# [What to produce]
Reproduce the listing below verbatim.

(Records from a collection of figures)
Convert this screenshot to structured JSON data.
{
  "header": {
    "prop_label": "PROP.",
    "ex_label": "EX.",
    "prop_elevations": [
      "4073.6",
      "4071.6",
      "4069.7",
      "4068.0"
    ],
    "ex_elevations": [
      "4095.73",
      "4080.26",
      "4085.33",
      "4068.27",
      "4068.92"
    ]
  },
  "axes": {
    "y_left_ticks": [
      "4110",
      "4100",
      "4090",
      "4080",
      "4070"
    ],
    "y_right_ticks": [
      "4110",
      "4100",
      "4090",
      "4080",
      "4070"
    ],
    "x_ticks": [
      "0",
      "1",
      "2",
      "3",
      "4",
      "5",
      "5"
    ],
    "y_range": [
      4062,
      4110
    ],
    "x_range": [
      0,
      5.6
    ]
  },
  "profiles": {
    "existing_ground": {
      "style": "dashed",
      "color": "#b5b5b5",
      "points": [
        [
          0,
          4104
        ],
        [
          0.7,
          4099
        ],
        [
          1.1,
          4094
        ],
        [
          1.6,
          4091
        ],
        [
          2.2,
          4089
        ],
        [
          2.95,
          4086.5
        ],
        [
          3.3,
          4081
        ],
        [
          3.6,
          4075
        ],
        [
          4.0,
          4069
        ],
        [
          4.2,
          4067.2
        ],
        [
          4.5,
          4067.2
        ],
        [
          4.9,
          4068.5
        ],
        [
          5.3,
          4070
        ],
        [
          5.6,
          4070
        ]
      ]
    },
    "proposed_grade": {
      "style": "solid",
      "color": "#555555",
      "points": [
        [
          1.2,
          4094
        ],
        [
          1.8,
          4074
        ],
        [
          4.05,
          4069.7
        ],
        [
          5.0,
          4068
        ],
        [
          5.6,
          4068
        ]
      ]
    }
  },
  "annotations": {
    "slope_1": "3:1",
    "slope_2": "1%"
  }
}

# [Exercise result]
Convert this screenshot to structured JSON data.
{
  "header": {
    "prop_label": "PROP.",
    "ex_label": "EX.",
    "prop_elevations": [
      "4073.6",
      "4071.6",
      "4069.7",
      "4068.0"
    ],
    "ex_elevations": [
      "4095.73",
      "4080.26",
      "4085.33",
      "4068.27",
      "4068.92"
    ]
  },
  "axes": {
    "y_left_ticks": [
      "4110",
      "4100",
      "4090",
      "4080",
      "4070"
    ],
    "y_right_ticks": [
      "4110",
      "4100",
      "4090",
      "4080",
      "4070"
    ],
    "x_ticks": [
      "0",
      "1",
      "2",
      "3",
      "4",
      "5",
      "5"
    ],
    "y_range": [
      4062,
      4110
    ],
    "x_range": [
      0,
      5.6
    ]
  },
  "profiles": {
    "existing_ground": {
      "style": "dashed",
      "color": "#b5b5b5",
      "points": [
        [
          0,
          4104
        ],
        [
          0.7,
          4099
        ],
        [
          1.1,
          4094
        ],
        [
          1.6,
          4091
        ],
        [
          2.2,
          4089
        ],
        [
          2.95,
          4086.5
        ],
        [
          3.3,
          4081
        ],
        [
          3.6,
          4075
        ],
        [
          4.0,
          4069
        ],
        [
          4.2,
          4067.2
        ],
        [
          4.5,
          4067.2
        ],
        [
          4.9,
          4068.5
        ],
        [
          5.3,
          4070
        ],
        [
          5.6,
          4070
        ]
      ]
    },
    "proposed_grade": {
      "style": "solid",
      "color": "#555555",
      "points": [
        [
          1.2,
          4094
        ],
        [
          1.8,
          4074
        ],
        [
          4.05,
          4069.7
        ],
        [
          5.0,
          4068
        ],
        [
          5.6,
          4068
        ]
      ]
    }
  },
  "annotations": {
    "slope_1": "3:1",
    "slope_2": "1%"
  }
}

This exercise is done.